TEXT PROVIDED.
I want to see it. The trailer reminds me of Mary Poppins in reverse when Jane and Michael write what the ideal nanny would be like, and then the nanny shows up like magic.I don't think we can expect accuracy from Disney, but just accept Disney for what it is.Lena
I was intrigued for a nano-second. But no baby is going to grow in my garden or drop from the sky in my arms. Guess I'm getting too bitter to indulge in hope anymore.MJ P.S. I really hope this is your last 2ww in a LONG LONG TIME!
It looks good but I doubt I'll see it...the TWW is awful indeed!
I will watch it, but in my own home, I know better. I've seen the preview a couple of times in the theatre and it made me teary eyed when they are in the drs office and then putting all the papers in the box. In general I watch all the baby movies. I don't know why but I do...
It is a really cute and beautiful movie. The ending is also nice. You should go see it. At least support movies that are family friendly.
I may see it some day, but I have a feeling all the most emotional parts were in the trailer. This did give me a good idea though, for my Anniversary evening tonight with Mr TCIE... Maybe I will (finally) blog about it tomorrow...

RECORD EXTRACTS.
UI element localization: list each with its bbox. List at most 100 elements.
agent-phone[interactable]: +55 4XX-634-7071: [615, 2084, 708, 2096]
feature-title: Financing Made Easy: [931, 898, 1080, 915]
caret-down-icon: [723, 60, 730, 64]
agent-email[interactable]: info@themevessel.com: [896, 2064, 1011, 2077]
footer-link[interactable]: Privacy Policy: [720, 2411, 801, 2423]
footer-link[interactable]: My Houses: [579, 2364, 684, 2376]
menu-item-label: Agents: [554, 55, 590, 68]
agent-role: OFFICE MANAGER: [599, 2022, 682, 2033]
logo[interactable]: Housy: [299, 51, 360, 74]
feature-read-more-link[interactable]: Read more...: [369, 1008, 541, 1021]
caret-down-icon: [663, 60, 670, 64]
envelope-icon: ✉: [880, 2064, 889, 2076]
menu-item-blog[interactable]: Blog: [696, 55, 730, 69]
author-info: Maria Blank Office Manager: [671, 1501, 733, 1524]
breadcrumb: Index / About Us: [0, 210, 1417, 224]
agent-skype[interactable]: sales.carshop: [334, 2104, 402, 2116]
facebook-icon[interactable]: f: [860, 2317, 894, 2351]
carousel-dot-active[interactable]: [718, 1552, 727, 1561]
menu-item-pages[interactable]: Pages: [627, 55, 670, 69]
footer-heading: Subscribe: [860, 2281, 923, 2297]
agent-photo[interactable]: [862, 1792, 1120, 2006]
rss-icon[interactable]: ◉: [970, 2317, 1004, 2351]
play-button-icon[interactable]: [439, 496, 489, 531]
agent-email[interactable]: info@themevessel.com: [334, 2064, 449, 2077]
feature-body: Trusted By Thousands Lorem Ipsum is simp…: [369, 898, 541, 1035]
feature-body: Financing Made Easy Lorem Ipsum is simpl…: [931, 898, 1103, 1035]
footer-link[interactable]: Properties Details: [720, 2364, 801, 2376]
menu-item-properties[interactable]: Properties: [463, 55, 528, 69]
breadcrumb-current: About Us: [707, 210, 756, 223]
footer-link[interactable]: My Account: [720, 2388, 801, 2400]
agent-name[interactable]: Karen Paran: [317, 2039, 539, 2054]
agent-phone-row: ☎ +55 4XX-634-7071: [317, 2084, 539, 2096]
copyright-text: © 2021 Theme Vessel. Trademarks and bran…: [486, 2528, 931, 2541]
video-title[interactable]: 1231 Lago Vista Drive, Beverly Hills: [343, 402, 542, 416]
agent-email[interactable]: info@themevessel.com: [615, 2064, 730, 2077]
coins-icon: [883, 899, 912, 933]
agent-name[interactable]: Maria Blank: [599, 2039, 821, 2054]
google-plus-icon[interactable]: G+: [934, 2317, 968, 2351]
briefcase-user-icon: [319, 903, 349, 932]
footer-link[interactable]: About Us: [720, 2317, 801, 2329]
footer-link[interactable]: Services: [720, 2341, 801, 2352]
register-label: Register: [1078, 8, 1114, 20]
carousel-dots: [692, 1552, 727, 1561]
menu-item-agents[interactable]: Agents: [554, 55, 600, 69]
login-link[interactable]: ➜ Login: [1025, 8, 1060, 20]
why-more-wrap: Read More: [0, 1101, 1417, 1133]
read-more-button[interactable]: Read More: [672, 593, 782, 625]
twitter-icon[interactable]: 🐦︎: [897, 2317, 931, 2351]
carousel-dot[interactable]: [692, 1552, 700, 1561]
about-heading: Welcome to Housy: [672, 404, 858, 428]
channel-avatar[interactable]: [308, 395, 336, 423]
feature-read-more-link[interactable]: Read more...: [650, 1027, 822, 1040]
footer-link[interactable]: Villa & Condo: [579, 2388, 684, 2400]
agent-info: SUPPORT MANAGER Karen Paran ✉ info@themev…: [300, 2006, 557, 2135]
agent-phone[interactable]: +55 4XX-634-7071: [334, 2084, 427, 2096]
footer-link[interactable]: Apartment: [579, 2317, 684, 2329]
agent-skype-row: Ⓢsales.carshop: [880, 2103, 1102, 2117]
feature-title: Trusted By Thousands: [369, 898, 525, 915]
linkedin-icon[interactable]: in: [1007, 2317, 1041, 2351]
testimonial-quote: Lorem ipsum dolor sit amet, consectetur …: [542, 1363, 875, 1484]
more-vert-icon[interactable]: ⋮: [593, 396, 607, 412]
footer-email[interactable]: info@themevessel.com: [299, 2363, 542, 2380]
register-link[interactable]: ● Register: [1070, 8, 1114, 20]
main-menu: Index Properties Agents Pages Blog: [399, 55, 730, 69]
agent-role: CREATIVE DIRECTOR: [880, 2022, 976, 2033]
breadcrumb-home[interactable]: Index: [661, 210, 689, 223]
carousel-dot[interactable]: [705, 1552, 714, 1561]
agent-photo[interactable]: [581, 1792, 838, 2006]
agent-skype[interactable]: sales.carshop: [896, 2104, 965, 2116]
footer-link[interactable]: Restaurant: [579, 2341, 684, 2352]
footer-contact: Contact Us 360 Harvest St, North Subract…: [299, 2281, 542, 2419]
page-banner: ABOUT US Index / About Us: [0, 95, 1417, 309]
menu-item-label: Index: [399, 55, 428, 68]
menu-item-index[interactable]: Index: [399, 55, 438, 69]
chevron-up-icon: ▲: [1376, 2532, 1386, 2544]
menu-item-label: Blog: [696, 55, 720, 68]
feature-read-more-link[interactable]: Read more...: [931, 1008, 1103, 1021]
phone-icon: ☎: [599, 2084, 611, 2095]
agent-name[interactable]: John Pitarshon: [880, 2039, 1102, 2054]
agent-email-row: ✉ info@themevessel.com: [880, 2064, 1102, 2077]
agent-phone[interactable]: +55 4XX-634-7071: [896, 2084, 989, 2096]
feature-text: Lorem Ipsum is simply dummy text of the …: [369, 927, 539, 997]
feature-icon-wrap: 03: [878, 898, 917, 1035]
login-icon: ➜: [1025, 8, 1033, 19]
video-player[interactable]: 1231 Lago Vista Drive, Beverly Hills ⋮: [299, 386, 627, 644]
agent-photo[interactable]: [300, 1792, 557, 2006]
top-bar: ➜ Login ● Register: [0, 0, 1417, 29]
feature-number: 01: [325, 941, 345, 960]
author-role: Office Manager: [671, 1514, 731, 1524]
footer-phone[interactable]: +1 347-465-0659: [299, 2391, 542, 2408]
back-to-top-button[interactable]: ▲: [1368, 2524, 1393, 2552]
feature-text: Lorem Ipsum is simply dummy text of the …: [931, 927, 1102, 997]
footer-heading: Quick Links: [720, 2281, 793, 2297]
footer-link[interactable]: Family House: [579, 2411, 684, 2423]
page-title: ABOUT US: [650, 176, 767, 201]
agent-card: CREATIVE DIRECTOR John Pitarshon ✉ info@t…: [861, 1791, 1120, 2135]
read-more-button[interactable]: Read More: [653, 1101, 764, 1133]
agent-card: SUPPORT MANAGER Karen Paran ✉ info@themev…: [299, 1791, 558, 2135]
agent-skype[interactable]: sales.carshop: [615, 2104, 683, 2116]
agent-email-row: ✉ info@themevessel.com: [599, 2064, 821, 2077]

TASK INSTRUCTIONS.
a) In the movie comments, which scene from the preview made one commenter teary-eyed?
b) Write the next part of the movie comments, picking up after the final comment.

RESULTS FOR THE EXERCISE.
a) The scene in the doctor's office, and then the one where they put all the papers in the box.

b)
I still have "Up" sitting in my house, and I still have not watched it. And when I do, I think it will be by myself - I don't need to be watched watching it, I think. And I'm not sure how Disney-fying IF sits with me...I want IF to become more visible and I know it will be good for me if it does, but I think I'm still prickly about the world deciding how my life should be portrayed. I guess that's something every visible group has to make peace with, and we're just becoming a visible group (I hope!), so I need to work on this adjustment. So, I guess the answer is...maybe, but not any time soon :).
soo. Has anyone gone to the theatre to see it?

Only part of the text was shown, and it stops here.